Description of the task
Quote the entries word for word, starting at the line containing "- sign-in-button[interactable]: Sign" and ending at the line containing "- language-selector[interactable]: EN: [1643, 10, 1686, 28]", both included.

Information given
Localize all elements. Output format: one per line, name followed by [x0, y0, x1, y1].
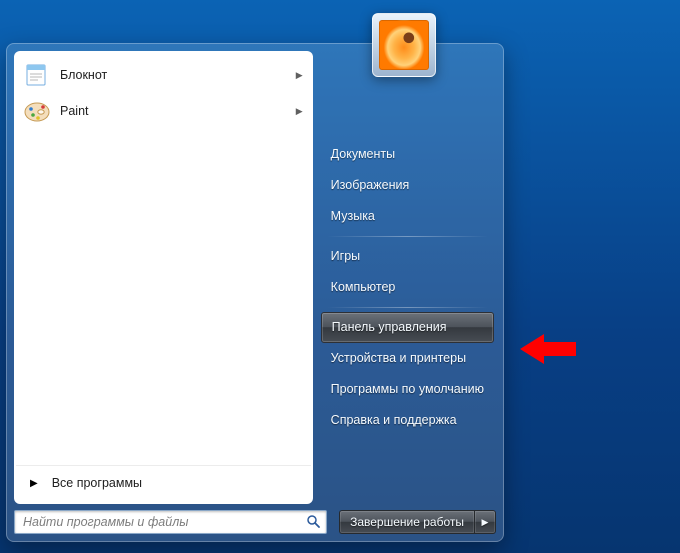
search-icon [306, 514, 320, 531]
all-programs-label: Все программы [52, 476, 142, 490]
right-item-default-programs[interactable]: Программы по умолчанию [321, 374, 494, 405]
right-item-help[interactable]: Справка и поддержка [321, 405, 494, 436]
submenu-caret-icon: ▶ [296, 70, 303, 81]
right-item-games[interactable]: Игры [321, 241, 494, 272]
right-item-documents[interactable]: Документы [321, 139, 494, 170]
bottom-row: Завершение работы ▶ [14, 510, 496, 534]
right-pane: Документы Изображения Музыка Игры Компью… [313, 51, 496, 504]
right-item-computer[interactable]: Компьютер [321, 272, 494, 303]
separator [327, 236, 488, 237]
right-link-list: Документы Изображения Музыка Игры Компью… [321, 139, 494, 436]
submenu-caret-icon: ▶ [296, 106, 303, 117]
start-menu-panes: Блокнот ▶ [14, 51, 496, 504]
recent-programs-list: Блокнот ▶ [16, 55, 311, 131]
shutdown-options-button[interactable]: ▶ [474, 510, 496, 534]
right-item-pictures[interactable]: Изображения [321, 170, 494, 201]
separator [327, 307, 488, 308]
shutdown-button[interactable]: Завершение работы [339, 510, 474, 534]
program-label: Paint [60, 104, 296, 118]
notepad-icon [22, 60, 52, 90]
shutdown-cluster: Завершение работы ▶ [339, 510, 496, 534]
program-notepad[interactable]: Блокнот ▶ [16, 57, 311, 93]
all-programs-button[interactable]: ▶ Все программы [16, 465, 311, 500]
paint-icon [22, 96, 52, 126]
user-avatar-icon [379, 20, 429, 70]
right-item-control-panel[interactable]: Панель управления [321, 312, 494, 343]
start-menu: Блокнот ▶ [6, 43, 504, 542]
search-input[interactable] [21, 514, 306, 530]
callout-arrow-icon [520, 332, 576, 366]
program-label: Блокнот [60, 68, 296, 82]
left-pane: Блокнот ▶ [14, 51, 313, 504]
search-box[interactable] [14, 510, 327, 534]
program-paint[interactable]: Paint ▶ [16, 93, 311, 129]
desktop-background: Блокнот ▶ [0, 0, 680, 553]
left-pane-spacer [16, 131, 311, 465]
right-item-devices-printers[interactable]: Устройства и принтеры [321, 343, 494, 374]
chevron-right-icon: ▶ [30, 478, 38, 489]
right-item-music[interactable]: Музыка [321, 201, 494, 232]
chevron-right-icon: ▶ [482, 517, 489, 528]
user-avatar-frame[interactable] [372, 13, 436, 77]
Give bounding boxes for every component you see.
---
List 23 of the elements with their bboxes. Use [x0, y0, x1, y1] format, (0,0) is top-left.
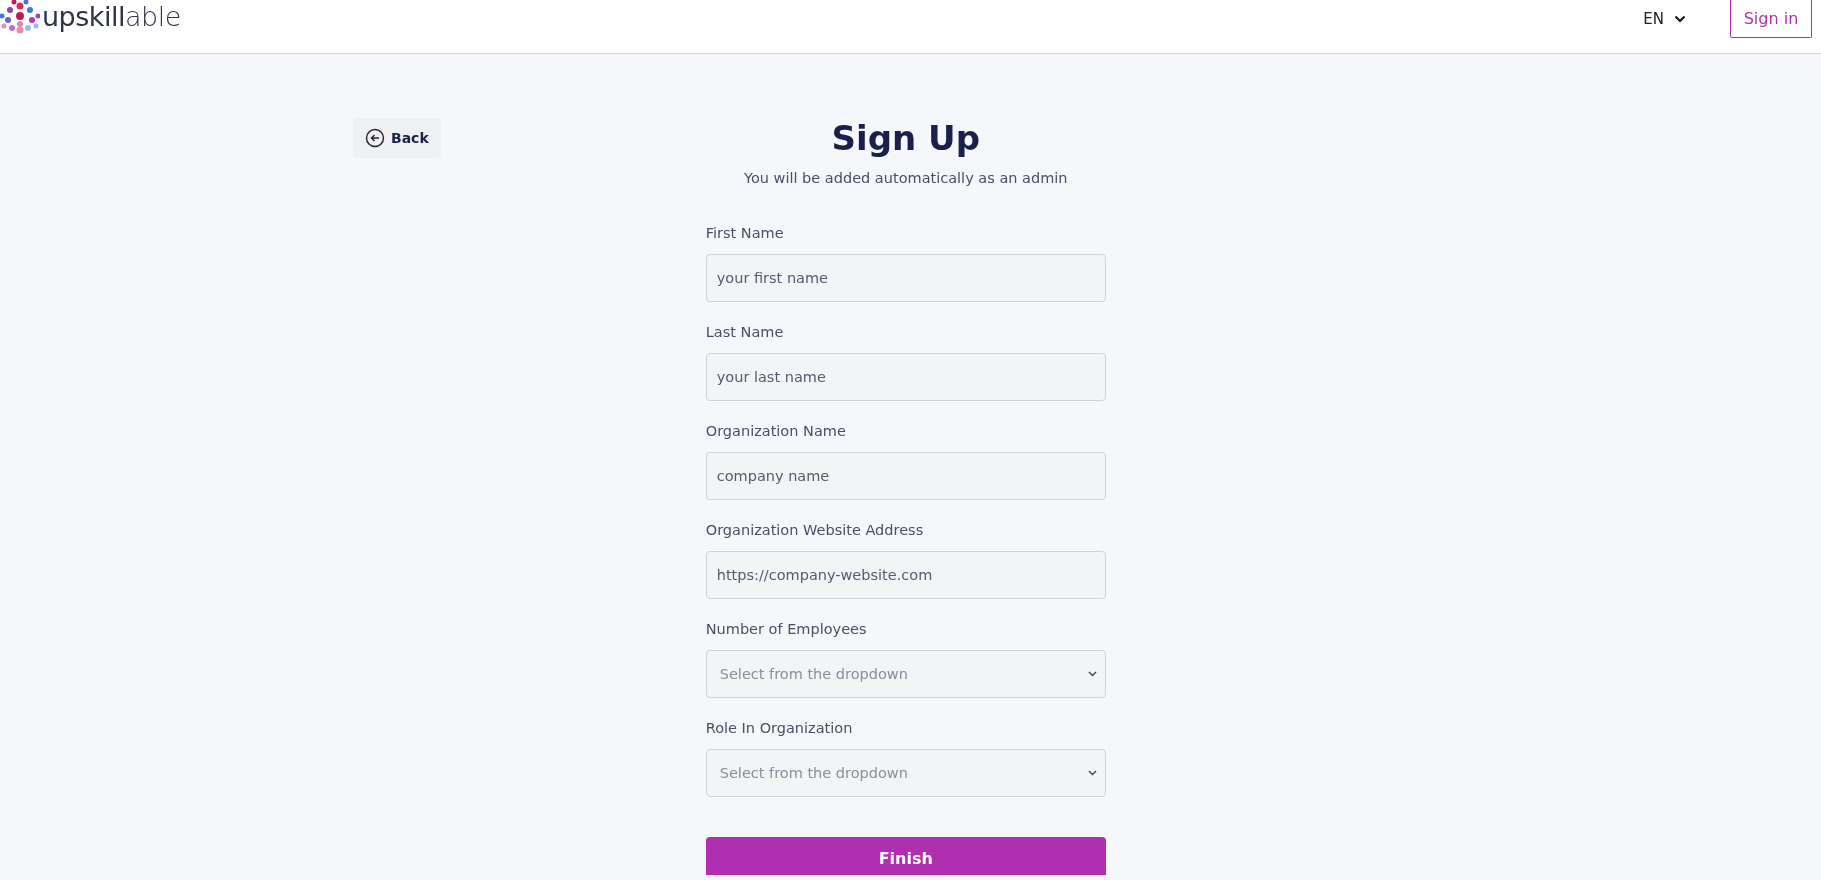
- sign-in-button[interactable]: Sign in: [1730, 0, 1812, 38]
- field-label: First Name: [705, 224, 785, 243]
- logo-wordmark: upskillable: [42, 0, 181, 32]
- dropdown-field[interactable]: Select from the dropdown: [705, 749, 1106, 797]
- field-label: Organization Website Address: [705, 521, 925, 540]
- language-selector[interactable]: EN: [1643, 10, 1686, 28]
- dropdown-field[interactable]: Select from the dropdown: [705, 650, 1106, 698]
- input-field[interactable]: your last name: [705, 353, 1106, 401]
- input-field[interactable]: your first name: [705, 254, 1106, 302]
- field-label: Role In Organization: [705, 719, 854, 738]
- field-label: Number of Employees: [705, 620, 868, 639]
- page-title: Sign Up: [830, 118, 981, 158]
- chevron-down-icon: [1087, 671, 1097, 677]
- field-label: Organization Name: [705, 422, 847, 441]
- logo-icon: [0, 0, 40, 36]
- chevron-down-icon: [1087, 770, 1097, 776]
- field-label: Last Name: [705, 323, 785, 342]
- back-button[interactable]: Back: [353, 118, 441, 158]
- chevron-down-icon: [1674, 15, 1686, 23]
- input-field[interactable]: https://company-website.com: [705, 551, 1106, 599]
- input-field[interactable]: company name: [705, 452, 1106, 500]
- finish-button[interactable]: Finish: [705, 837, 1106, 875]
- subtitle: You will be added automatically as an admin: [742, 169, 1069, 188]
--
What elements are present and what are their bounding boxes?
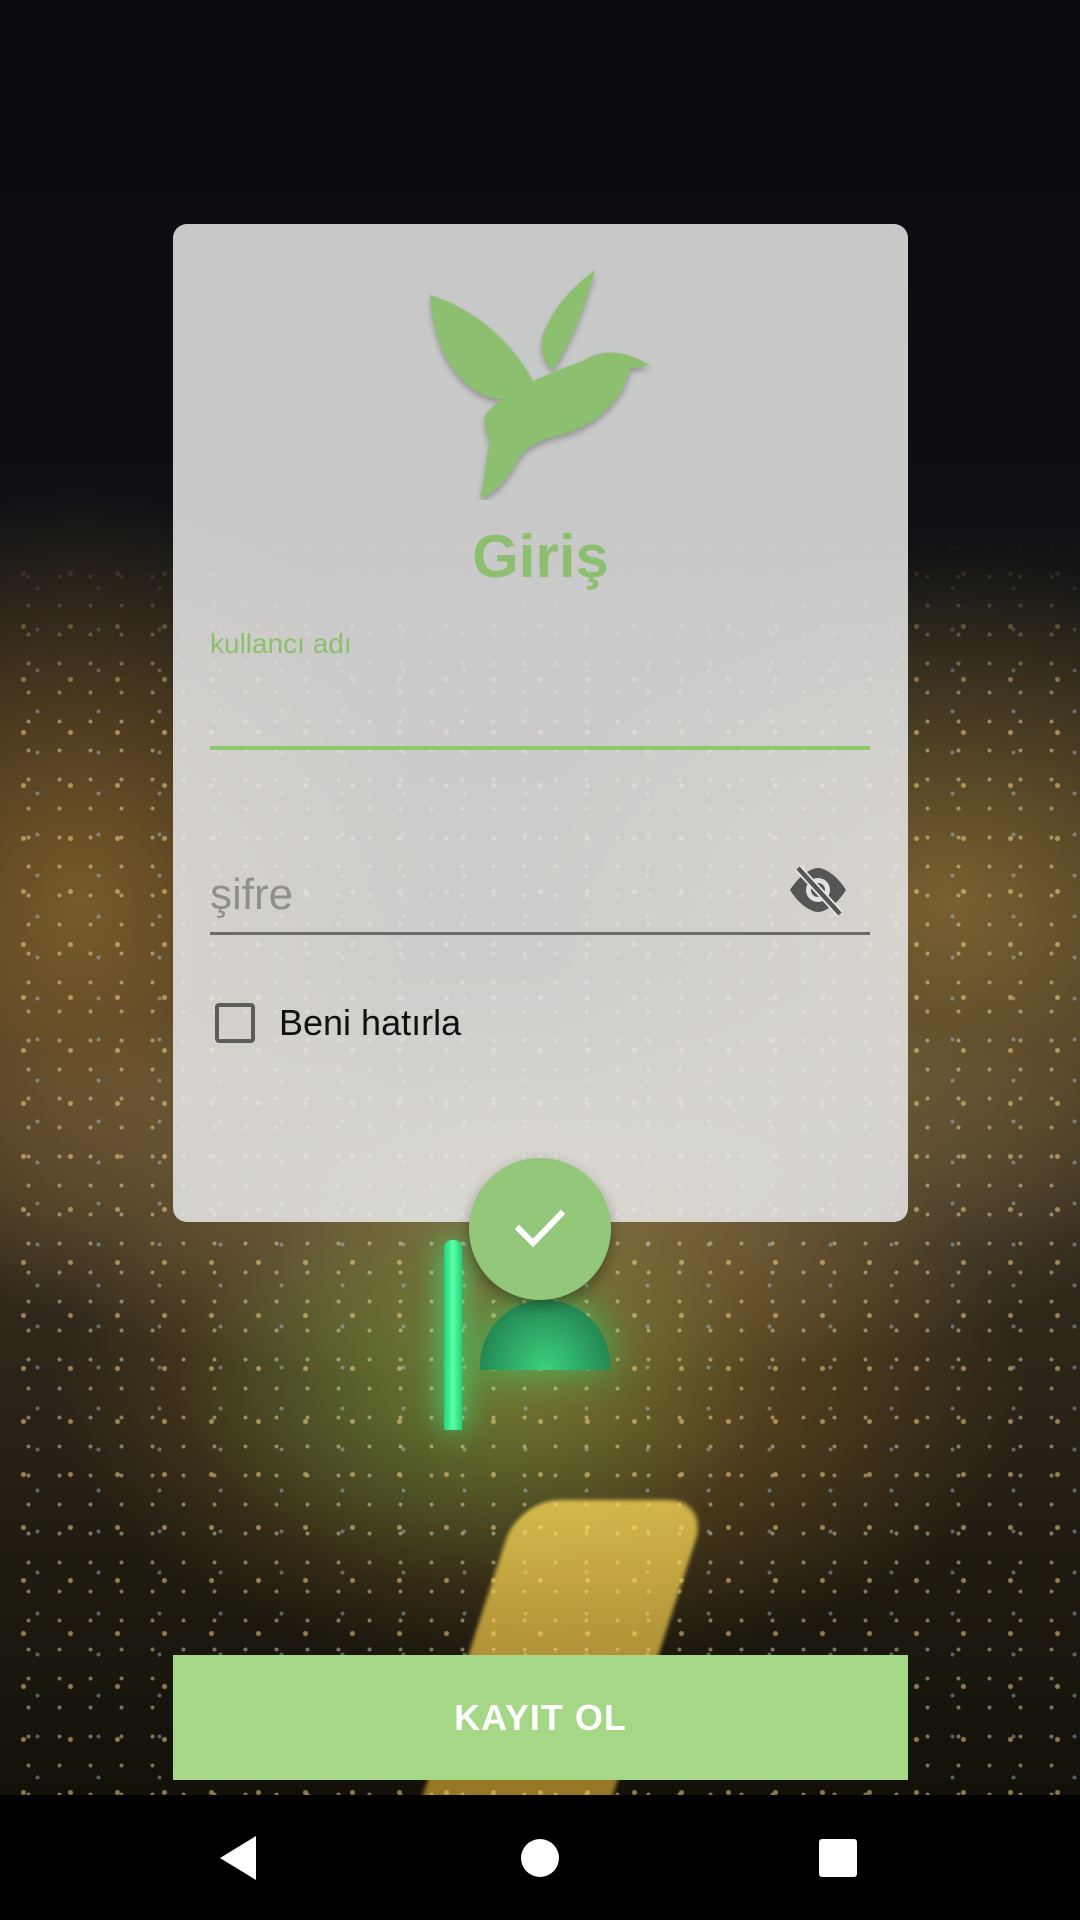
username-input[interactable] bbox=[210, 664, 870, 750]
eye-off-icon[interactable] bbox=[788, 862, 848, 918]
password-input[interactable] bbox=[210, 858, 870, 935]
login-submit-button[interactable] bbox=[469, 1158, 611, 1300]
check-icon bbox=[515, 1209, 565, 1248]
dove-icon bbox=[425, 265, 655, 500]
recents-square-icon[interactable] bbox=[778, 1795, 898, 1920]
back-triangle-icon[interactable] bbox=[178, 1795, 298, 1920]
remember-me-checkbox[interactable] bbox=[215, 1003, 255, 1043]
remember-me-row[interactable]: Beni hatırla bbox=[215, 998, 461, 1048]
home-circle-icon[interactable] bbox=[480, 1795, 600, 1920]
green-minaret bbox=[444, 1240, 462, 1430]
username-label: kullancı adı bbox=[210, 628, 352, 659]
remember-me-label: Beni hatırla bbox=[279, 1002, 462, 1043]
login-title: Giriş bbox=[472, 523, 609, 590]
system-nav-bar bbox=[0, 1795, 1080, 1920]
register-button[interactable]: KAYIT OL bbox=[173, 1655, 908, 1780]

Exercise response
- sign-in-button[interactable]: Sign in: [1730, 0, 1812, 38]
- field-label: First Name: [705, 224, 785, 243]
- logo-wordmark: upskillable: [42, 0, 181, 32]
- dropdown-field[interactable]: Select from the dropdown: [705, 749, 1106, 797]
- field-label: Organization Website Address: [705, 521, 925, 540]
- language-selector[interactable]: EN: [1643, 10, 1686, 28]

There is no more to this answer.